▸ **Exercise requirements**
Tally all lines containing the word "triangle". Give the number alone.

▸ **Stored records**
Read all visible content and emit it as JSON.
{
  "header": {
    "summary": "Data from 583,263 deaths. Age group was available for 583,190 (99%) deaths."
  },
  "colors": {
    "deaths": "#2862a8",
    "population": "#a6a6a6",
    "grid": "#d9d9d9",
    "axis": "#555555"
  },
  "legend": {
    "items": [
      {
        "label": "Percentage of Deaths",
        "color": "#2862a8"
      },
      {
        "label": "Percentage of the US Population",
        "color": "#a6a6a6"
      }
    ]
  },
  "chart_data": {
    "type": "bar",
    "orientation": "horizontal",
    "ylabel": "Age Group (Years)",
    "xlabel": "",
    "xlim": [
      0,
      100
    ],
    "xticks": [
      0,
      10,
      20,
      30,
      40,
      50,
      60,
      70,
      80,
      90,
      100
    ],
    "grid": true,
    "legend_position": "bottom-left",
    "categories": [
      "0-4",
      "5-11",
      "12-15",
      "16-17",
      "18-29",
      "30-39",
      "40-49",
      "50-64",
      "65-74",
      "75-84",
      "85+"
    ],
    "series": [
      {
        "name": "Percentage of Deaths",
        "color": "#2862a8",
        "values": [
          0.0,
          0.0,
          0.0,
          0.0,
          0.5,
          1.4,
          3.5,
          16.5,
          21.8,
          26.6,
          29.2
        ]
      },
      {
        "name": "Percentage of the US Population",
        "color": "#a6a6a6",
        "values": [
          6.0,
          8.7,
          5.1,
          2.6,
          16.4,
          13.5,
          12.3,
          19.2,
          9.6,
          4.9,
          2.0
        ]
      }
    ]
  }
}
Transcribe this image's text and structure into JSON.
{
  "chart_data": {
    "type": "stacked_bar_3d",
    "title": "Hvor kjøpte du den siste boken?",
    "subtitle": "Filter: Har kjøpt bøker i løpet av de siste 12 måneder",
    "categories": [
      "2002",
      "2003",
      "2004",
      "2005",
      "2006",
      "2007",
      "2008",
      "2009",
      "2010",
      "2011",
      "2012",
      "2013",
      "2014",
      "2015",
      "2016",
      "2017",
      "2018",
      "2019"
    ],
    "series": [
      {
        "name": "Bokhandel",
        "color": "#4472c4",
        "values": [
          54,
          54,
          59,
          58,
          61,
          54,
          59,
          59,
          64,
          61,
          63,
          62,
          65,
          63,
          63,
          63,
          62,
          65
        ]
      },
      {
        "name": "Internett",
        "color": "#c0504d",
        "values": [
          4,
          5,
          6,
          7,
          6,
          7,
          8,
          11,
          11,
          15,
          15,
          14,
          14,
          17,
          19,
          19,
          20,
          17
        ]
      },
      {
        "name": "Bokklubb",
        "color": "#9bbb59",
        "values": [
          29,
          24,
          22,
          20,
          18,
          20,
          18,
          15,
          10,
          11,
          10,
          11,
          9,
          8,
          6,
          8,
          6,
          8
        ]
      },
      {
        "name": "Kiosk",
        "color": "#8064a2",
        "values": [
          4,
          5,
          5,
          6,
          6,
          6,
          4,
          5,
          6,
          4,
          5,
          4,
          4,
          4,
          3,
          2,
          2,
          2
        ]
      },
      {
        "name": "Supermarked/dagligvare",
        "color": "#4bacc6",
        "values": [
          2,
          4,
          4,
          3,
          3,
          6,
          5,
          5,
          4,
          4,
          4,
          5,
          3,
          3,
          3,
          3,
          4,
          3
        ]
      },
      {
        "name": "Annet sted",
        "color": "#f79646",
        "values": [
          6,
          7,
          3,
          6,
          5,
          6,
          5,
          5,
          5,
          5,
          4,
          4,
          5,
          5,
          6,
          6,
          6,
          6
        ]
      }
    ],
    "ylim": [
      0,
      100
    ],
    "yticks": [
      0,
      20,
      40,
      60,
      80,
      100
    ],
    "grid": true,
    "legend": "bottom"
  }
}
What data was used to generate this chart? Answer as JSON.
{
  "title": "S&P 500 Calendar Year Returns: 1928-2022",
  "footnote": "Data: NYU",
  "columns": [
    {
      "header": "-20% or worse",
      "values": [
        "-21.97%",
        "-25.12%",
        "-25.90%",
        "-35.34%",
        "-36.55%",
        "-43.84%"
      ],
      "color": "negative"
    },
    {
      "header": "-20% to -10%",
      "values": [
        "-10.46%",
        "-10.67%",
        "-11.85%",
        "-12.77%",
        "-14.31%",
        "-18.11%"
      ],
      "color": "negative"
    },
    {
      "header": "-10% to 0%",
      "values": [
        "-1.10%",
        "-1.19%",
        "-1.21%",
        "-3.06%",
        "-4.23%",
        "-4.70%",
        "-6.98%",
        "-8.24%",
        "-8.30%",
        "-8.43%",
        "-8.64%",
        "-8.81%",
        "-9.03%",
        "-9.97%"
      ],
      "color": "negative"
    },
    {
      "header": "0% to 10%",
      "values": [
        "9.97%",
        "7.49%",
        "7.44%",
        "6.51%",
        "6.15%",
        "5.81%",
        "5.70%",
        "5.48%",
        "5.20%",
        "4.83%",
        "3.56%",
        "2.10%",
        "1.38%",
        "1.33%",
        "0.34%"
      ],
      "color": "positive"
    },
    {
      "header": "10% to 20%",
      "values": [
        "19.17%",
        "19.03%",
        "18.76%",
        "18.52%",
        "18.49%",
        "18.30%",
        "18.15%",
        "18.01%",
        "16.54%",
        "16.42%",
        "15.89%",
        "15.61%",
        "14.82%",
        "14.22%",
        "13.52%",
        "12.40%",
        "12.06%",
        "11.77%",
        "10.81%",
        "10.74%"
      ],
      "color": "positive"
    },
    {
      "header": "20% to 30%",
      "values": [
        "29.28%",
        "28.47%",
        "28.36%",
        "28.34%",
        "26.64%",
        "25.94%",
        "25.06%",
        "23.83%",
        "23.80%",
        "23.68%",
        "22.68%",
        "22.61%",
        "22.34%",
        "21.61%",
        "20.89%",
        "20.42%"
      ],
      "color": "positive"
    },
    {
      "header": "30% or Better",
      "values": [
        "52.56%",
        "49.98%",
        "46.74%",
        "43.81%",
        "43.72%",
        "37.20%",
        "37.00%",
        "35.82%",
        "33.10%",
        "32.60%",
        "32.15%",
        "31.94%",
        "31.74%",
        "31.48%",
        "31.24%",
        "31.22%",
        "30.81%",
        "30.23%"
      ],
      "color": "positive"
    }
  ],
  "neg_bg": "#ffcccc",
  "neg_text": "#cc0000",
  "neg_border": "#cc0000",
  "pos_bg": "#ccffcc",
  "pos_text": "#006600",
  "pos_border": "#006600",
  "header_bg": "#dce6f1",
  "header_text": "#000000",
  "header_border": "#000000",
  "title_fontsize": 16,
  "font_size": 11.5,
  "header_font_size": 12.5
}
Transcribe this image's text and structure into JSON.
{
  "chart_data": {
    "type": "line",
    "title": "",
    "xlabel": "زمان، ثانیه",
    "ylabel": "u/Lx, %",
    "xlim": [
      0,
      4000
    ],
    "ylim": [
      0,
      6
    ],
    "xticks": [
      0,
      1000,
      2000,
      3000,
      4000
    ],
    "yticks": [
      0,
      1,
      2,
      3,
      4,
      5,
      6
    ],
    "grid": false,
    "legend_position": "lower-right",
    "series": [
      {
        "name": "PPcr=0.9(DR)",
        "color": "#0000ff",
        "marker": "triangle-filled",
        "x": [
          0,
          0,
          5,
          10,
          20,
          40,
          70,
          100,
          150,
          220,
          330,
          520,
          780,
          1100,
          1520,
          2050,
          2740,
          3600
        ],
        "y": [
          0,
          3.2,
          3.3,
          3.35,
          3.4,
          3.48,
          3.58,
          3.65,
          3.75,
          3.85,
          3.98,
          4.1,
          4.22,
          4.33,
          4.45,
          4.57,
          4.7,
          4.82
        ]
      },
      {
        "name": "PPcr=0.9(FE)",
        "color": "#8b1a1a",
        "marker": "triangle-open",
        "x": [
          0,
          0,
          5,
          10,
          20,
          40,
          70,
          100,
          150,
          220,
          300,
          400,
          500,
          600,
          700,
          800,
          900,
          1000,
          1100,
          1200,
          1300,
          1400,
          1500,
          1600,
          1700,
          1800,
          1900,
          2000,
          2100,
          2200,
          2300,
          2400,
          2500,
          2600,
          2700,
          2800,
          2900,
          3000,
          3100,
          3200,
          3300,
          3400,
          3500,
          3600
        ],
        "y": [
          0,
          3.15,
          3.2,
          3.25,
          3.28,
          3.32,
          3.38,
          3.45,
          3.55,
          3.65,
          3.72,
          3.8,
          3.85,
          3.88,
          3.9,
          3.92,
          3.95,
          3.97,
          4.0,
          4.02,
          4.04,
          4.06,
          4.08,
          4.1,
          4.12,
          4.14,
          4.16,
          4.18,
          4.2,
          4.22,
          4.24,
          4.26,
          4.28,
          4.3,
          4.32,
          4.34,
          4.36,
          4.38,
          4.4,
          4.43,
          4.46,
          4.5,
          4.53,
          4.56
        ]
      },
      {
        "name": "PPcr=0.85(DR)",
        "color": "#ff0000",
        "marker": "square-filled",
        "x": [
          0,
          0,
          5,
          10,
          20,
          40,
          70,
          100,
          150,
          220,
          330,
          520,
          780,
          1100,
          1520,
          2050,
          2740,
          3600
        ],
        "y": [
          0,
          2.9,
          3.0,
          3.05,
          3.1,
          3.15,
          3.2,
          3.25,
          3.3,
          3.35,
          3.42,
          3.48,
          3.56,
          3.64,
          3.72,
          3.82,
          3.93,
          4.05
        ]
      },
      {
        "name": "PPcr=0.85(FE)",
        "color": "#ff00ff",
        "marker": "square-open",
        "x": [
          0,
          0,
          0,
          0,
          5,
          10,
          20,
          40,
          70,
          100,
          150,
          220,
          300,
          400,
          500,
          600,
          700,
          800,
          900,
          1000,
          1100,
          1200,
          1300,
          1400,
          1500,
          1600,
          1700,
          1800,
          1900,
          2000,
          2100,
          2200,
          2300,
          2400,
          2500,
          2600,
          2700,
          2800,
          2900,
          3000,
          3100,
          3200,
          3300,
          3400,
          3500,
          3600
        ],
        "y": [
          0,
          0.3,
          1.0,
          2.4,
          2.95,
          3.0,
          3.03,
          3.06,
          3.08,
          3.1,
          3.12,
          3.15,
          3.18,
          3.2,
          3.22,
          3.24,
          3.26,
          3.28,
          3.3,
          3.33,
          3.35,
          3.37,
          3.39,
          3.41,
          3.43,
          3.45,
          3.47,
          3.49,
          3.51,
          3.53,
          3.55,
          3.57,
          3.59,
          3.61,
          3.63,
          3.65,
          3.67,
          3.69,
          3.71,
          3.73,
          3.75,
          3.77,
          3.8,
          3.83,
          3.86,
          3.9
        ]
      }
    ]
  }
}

▸ **Final answer**
2